[Work required] Scan the listing below and copy every line holding "Volume".
##### Task inputs
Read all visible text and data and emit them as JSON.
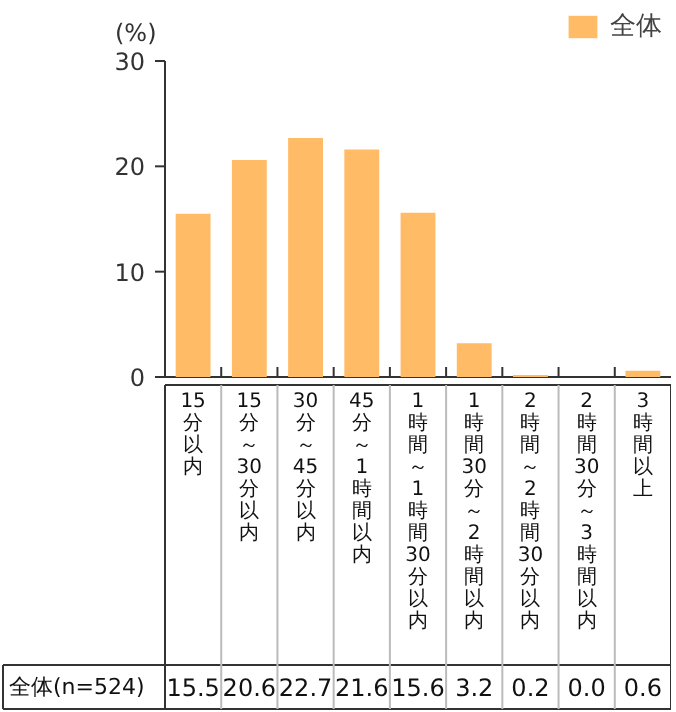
{
  "chart_data": {
    "type": "bar",
    "ylabel": "(%)",
    "categories": [
      "15分以内",
      "15分～30分以内",
      "30分～45分以内",
      "45分～1時間以内",
      "1時間～1時間30分以内",
      "1時間30分～2時間以内",
      "2時間～2時間30分以内",
      "2時間30分～3時間以内",
      "3時間以上"
    ],
    "series": [
      {
        "name": "全体",
        "color": "#ffbb66",
        "values": [
          15.5,
          20.6,
          22.7,
          21.6,
          15.6,
          3.2,
          0.2,
          0.0,
          0.6
        ],
        "value_labels": [
          "15.5",
          "20.6",
          "22.7",
          "21.6",
          "15.6",
          "3.2",
          "0.2",
          "0.0",
          "0.6"
        ]
      }
    ],
    "ylim": [
      0,
      30
    ],
    "yticks": [
      0,
      10,
      20,
      30
    ],
    "grid": false,
    "legend": "top right",
    "annotations": [
      "全体(n=524)"
    ]
  }
}
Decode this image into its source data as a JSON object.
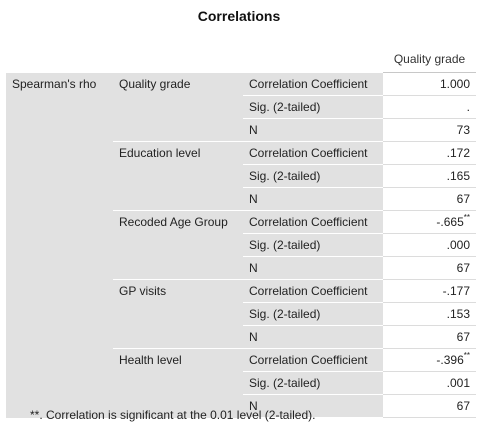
{
  "title": "Correlations",
  "column_header": "Quality grade",
  "row_header": "Spearman's rho",
  "groups": [
    {
      "variable": "Quality grade",
      "rows": [
        {
          "stat": "Correlation Coefficient",
          "value": "1.000",
          "mark": ""
        },
        {
          "stat": "Sig. (2-tailed)",
          "value": ".",
          "mark": ""
        },
        {
          "stat": "N",
          "value": "73",
          "mark": ""
        }
      ]
    },
    {
      "variable": "Education level",
      "rows": [
        {
          "stat": "Correlation Coefficient",
          "value": ".172",
          "mark": ""
        },
        {
          "stat": "Sig. (2-tailed)",
          "value": ".165",
          "mark": ""
        },
        {
          "stat": "N",
          "value": "67",
          "mark": ""
        }
      ]
    },
    {
      "variable": "Recoded Age Group",
      "rows": [
        {
          "stat": "Correlation Coefficient",
          "value": "-.665",
          "mark": "**"
        },
        {
          "stat": "Sig. (2-tailed)",
          "value": ".000",
          "mark": ""
        },
        {
          "stat": "N",
          "value": "67",
          "mark": ""
        }
      ]
    },
    {
      "variable": "GP visits",
      "rows": [
        {
          "stat": "Correlation Coefficient",
          "value": "-.177",
          "mark": ""
        },
        {
          "stat": "Sig. (2-tailed)",
          "value": ".153",
          "mark": ""
        },
        {
          "stat": "N",
          "value": "67",
          "mark": ""
        }
      ]
    },
    {
      "variable": "Health level",
      "rows": [
        {
          "stat": "Correlation Coefficient",
          "value": "-.396",
          "mark": "**"
        },
        {
          "stat": "Sig. (2-tailed)",
          "value": ".001",
          "mark": ""
        },
        {
          "stat": "N",
          "value": "67",
          "mark": ""
        }
      ]
    }
  ],
  "footnote": "**. Correlation is significant at the 0.01 level (2-tailed)."
}
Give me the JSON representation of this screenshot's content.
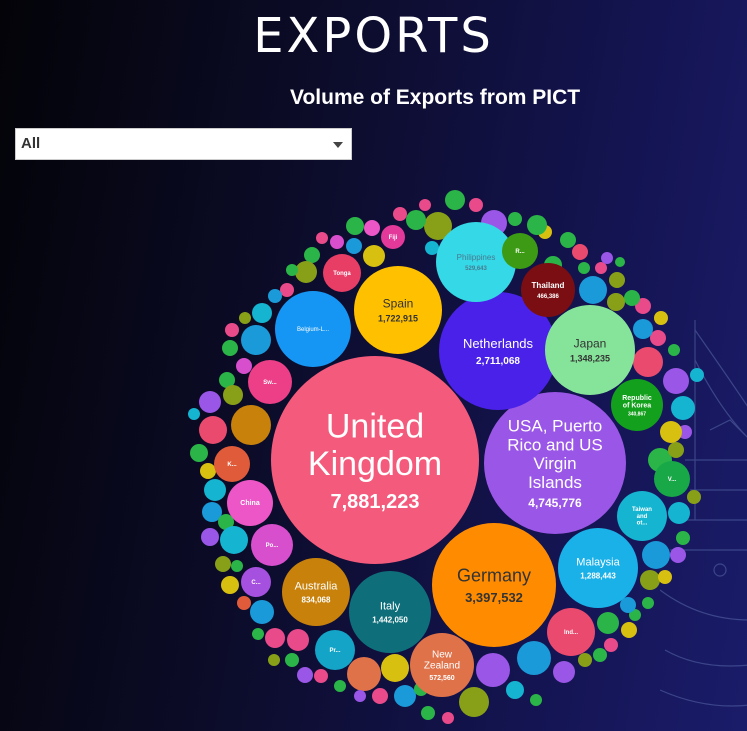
{
  "header": {
    "title": "EXPORTS",
    "subtitle": "Volume of Exports from PICT"
  },
  "filter": {
    "selected": "All"
  },
  "chart_data": {
    "type": "bubble",
    "title": "Volume of Exports from PICT",
    "bubbles": [
      {
        "name": "United Kingdom",
        "value": 7881223,
        "label_lines": [
          "United",
          "Kingdom"
        ],
        "value_label": "7,881,223",
        "color": "#f45a7b",
        "text": "#ffffff"
      },
      {
        "name": "USA, Puerto Rico and US Virgin Islands",
        "value": 4745776,
        "label_lines": [
          "USA, Puerto",
          "Rico and US",
          "Virgin",
          "Islands"
        ],
        "value_label": "4,745,776",
        "color": "#9a56e6",
        "text": "#ffffff"
      },
      {
        "name": "Germany",
        "value": 3397532,
        "label_lines": [
          "Germany"
        ],
        "value_label": "3,397,532",
        "color": "#ff8c00",
        "text": "#333333"
      },
      {
        "name": "Netherlands",
        "value": 2711068,
        "label_lines": [
          "Netherlands"
        ],
        "value_label": "2,711,068",
        "color": "#4a21e8",
        "text": "#ffffff"
      },
      {
        "name": "Spain",
        "value": 1722915,
        "label_lines": [
          "Spain"
        ],
        "value_label": "1,722,915",
        "color": "#ffc000",
        "text": "#333333"
      },
      {
        "name": "Italy",
        "value": 1442050,
        "label_lines": [
          "Italy"
        ],
        "value_label": "1,442,050",
        "color": "#0e6f7a",
        "text": "#ffffff"
      },
      {
        "name": "Japan",
        "value": 1348235,
        "label_lines": [
          "Japan"
        ],
        "value_label": "1,348,235",
        "color": "#86e49a",
        "text": "#333333"
      },
      {
        "name": "Malaysia",
        "value": 1288443,
        "label_lines": [
          "Malaysia"
        ],
        "value_label": "1,288,443",
        "color": "#1ab0e8",
        "text": "#ffffff"
      },
      {
        "name": "Australia",
        "value": 834068,
        "label_lines": [
          "Australia"
        ],
        "value_label": "834,068",
        "color": "#c8820c",
        "text": "#ffffff"
      },
      {
        "name": "New Zealand",
        "value": 572560,
        "label_lines": [
          "New",
          "Zealand"
        ],
        "value_label": "572,560",
        "color": "#e0724a",
        "text": "#ffffff"
      },
      {
        "name": "Philippines",
        "value": 529643,
        "label_lines": [
          "Philippines"
        ],
        "value_label": "529,643",
        "color": "#35d8e6",
        "text": "#4a7a90"
      },
      {
        "name": "Thailand",
        "value": 466386,
        "label_lines": [
          "Thailand"
        ],
        "value_label": "466,386",
        "color": "#7a0e12",
        "text": "#ffffff"
      },
      {
        "name": "Republic of Korea",
        "value": 340867,
        "label_lines": [
          "Republic",
          "of Korea"
        ],
        "value_label": "340,867",
        "color": "#13a01c",
        "text": "#ffffff"
      },
      {
        "name": "Belgium-L...",
        "value": null,
        "label_lines": [
          "Belgium-L..."
        ],
        "value_label": "",
        "color": "#1696f4",
        "text": "#ffffff"
      },
      {
        "name": "Taiwan and ot...",
        "value": null,
        "label_lines": [
          "Taiwan",
          "and",
          "ot..."
        ],
        "value_label": "",
        "color": "#15b4d0",
        "text": "#ffffff"
      },
      {
        "name": "China",
        "value": null,
        "label_lines": [
          "China"
        ],
        "value_label": "",
        "color": "#ec56c6",
        "text": "#ffffff"
      },
      {
        "name": "Sw...",
        "value": null,
        "label_lines": [
          "Sw..."
        ],
        "value_label": "",
        "color": "#ec3f88",
        "text": "#ffffff"
      },
      {
        "name": "Ind...",
        "value": null,
        "label_lines": [
          "Ind..."
        ],
        "value_label": "",
        "color": "#ea4a6e",
        "text": "#ffffff"
      },
      {
        "name": "Po...",
        "value": null,
        "label_lines": [
          "Po..."
        ],
        "value_label": "",
        "color": "#d84fcd",
        "text": "#ffffff"
      },
      {
        "name": "Tonga",
        "value": null,
        "label_lines": [
          "Tonga"
        ],
        "value_label": "",
        "color": "#e83e66",
        "text": "#ffffff"
      },
      {
        "name": "K...",
        "value": null,
        "label_lines": [
          "K..."
        ],
        "value_label": "",
        "color": "#e05b3a",
        "text": "#ffffff"
      },
      {
        "name": "C...",
        "value": null,
        "label_lines": [
          "C..."
        ],
        "value_label": "",
        "color": "#a550df",
        "text": "#ffffff"
      },
      {
        "name": "Fiji",
        "value": null,
        "label_lines": [
          "Fiji"
        ],
        "value_label": "",
        "color": "#e2399a",
        "text": "#ffffff"
      },
      {
        "name": "R...",
        "value": null,
        "label_lines": [
          "R..."
        ],
        "value_label": "",
        "color": "#3c9a14",
        "text": "#ffffff"
      },
      {
        "name": "V...",
        "value": null,
        "label_lines": [
          "V..."
        ],
        "value_label": "",
        "color": "#18a848",
        "text": "#ffffff"
      },
      {
        "name": "Pr...",
        "value": null,
        "label_lines": [
          "Pr..."
        ],
        "value_label": "",
        "color": "#14a4c8",
        "text": "#ffffff"
      }
    ]
  }
}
##########
[Answer to this exercise]
    "subtitle": "Volume of Exports from PICT"
    "title": "Volume of Exports from PICT",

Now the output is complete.